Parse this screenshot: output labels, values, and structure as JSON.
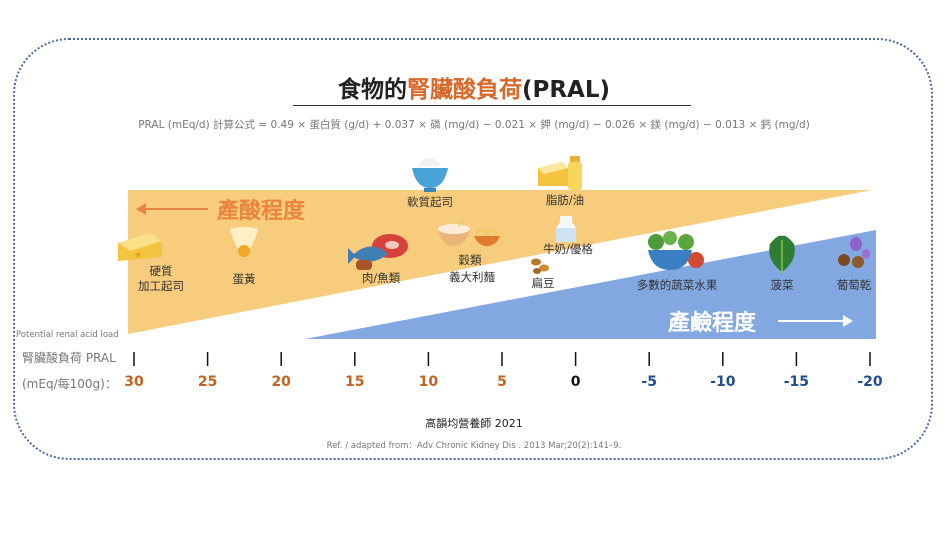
{
  "title": {
    "prefix": "食物的",
    "highlight": "腎臟酸負荷",
    "suffix": "(PRAL)"
  },
  "formula": "PRAL (mEq/d) 計算公式 = 0.49 × 蛋白質 (g/d) + 0.037 × 磷 (mg/d) − 0.021 × 鉀 (mg/d) − 0.026 × 鎂 (mg/d) − 0.013 × 鈣 (mg/d)",
  "acid_label": "產酸程度",
  "alkali_label": "產鹼程度",
  "axis": {
    "note": "Potential renal acid load",
    "header_line1": "腎臟酸負荷 PRAL",
    "header_line2": "(mEq/每100g)：",
    "ticks": [
      "30",
      "25",
      "20",
      "15",
      "10",
      "5",
      "0",
      "-5",
      "-10",
      "-15",
      "-20"
    ],
    "acid_color": "#c4621f",
    "neutral_color": "#111111",
    "alkali_color": "#1f4c8f"
  },
  "foods": {
    "hard_cheese": {
      "line1": "硬質",
      "line2": "加工起司"
    },
    "egg_yolk": "蛋黃",
    "meat_fish": "肉/魚類",
    "soft_cheese": "軟質起司",
    "grains": "穀類",
    "pasta": "義大利麵",
    "fat_oil": "脂肪/油",
    "milk_yogurt": "牛奶/優格",
    "legumes": "扁豆",
    "veg_fruit": "多數的蔬菜水果",
    "spinach": "菠菜",
    "raisins": "葡萄乾"
  },
  "colors": {
    "acid_band": "#f7cc7c",
    "alkali_band": "#82a7e1",
    "accent": "#d8692a"
  },
  "credit": "高韻均營養師 2021",
  "reference": "Ref. / adapted from：Adv Chronic Kidney Dis . 2013 Mar;20(2):141–9."
}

--------------------

• Written problem:
Print the full listing exactly, dropping the pictures.

• Exercise response:
Parse this screenshot: output labels, values, and structure as JSON.
{
  "title": {
    "prefix": "食物的",
    "highlight": "腎臟酸負荷",
    "suffix": "(PRAL)"
  },
  "formula": "PRAL (mEq/d) 計算公式 = 0.49 × 蛋白質 (g/d) + 0.037 × 磷 (mg/d) − 0.021 × 鉀 (mg/d) − 0.026 × 鎂 (mg/d) − 0.013 × 鈣 (mg/d)",
  "acid_label": "產酸程度",
  "alkali_label": "產鹼程度",
  "axis": {
    "note": "Potential renal acid load",
    "header_line1": "腎臟酸負荷 PRAL",
    "header_line2": "(mEq/每100g)：",
    "ticks": [
      "30",
      "25",
      "20",
      "15",
      "10",
      "5",
      "0",
      "-5",
      "-10",
      "-15",
      "-20"
    ],
    "acid_color": "#c4621f",
    "neutral_color": "#111111",
    "alkali_color": "#1f4c8f"
  },
  "foods": {
    "hard_cheese": {
      "line1": "硬質",
      "line2": "加工起司"
    },
    "egg_yolk": "蛋黃",
    "meat_fish": "肉/魚類",
    "soft_cheese": "軟質起司",
    "grains": "穀類",
    "pasta": "義大利麵",
    "fat_oil": "脂肪/油",
    "milk_yogurt": "牛奶/優格",
    "legumes": "扁豆",
    "veg_fruit": "多數的蔬菜水果",
    "spinach": "菠菜",
    "raisins": "葡萄乾"
  },
  "colors": {
    "acid_band": "#f7cc7c",
    "alkali_band": "#82a7e1",
    "accent": "#d8692a"
  },
  "credit": "高韻均營養師 2021",
  "reference": "Ref. / adapted from：Adv Chronic Kidney Dis . 2013 Mar;20(2):141–9."
}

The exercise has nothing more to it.